▸ **Exercise details**:
In the entries below, identify every line with the string "Glucose" and copy it.

(Data records)
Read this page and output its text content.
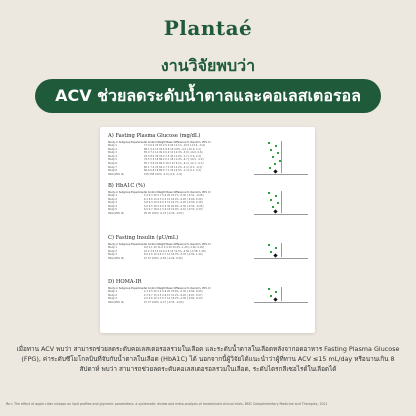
Plantaé
งานวิจัยพบว่า
ACV ช่วยลดระดับน้ำตาลและคอเลสเตอรอล
A) Fasting Plasma Glucose (mg/dL)
Study or Subgroup Experimental Control Weight Mean Difference IV, Random, 95% CI
Study 1	77.0 6.0 20 87.0 5.0 20 12.1% -10.0 [-13.4, -6.6]
Study 2	88.1 9.4 15 92.5 8.8 15 9.8% -4.4 [-10.9, 2.1]
Study 3	85.0 7.2 12 90.0 6.9 12 10.4% -5.0 [-10.6, 0.6]
Study 4	91.3 8.0 30 93.0 7.5 30 11.6% -1.7 [-5.6, 2.2]
Study 5	79.5 5.5 18 86.2 6.1 18 11.9% -6.7 [-10.5, -2.9]
Study 6	83.7 9.8 22 89.9 10.2 22 9.1% -6.2 [-12.1, -0.3]
Study 7	80.1 7.0 25 84.4 7.3 25 11.2% -4.3 [-8.3, -0.3]
Study 8	86.6 6.8 16 88.0 7.1 16 10.5% -1.4 [-6.2, 3.4]
Total (95% CI)	158 158 100% -4.9 [-6.9, -2.9]
B) HbA1C (%)
Study or Subgroup Experimental Control Weight Mean Difference IV, Random, 95% CI
Study 1	5.4 0.3 20 5.7 0.4 20 22.1% -0.30 [-0.52, -0.08]
Study 2	6.1 0.6 15 6.3 0.5 15 18.4% -0.20 [-0.60, 0.20]
Study 3	5.8 0.4 12 6.0 0.5 12 19.7% -0.20 [-0.56, 0.16]
Study 4	5.6 0.5 30 5.9 0.5 30 20.8% -0.30 [-0.55, -0.05]
Study 5	6.0 0.7 18 6.1 0.6 18 19.0% -0.10 [-0.53, 0.33]
Total (95% CI)	95 95 100% -0.23 [-0.39, -0.07]
C) Fasting Insulin (μU/mL)
Study or Subgroup Experimental Control Weight Mean Difference IV, Random, 95% CI
Study 1	9.8 2.1 20 11.0 2.4 20 34.2% -1.20 [-2.60, 0.20]
Study 2	10.4 3.0 15 10.9 2.8 15 31.5% -0.50 [-2.58, 1.58]
Study 3	8.9 2.6 12 9.6 2.7 12 34.3% -0.70 [-2.82, 1.42]
Total (95% CI)	47 47 100% -0.82 [-2.04, 0.40]
D) HOMA-IR
Study or Subgroup Experimental Control Weight Mean Difference IV, Random, 95% CI
Study 1	2.1 0.5 20 2.4 0.6 20 35.6% -0.30 [-0.64, 0.04]
Study 2	2.3 0.7 15 2.5 0.6 15 31.2% -0.20 [-0.67, 0.27]
Study 3	2.0 0.6 12 2.3 0.7 12 33.2% -0.30 [-0.82, 0.22]
Total (95% CI)	47 47 100% -0.27 [-0.52, -0.02]
เมื่อทาน ACV พบว่า สามารถช่วยลดระดับคอเลสเตอรอลรวมในเลือด และระดับน้ำตาลในเลือดหลังจากอดอาหาร Fasting Plasma Glucose (FPG), ค่าระดับซีโมโกลบินที่จับกับน้ำตาลในเลือด (HbA1C) ได้ นอกจากนี้ผู้วิจัยได้แนะนำว่าผู้ที่ทาน ACV ≤15 mL/day หรือนานเกิน 8 สัปดาห์ พบว่า สามารถช่วยลดระดับคอเลสเตอรอลรวมในเลือด, ระดับไตรกลีเซอไรด์ในเลือดได้
ที่มา: The effect of apple cider vinegar on lipid profiles and glycemic parameters: a systematic review and meta-analysis of randomized clinical trials. BMC Complementary Medicine and Therapies, 2021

▸ **Reply**:
A) Fasting Plasma Glucose (mg/dL)
เมื่อทาน ACV พบว่า สามารถช่วยลดระดับคอเลสเตอรอลรวมในเลือด และระดับน้ำตาลในเลือดหลังจากอดอาหาร Fasting Plasma Glucose (FPG), ค่าระดับซีโมโกลบินที่จับกับน้ำตาลในเลือด (HbA1C) ได้ นอกจากนี้ผู้วิจัยได้แนะนำว่าผู้ที่ทาน ACV ≤15 mL/day หรือนานเกิน 8 สัปดาห์ พบว่า สามารถช่วยลดระดับคอเลสเตอรอลรวมในเลือด, ระดับไตรกลีเซอไรด์ในเลือดได้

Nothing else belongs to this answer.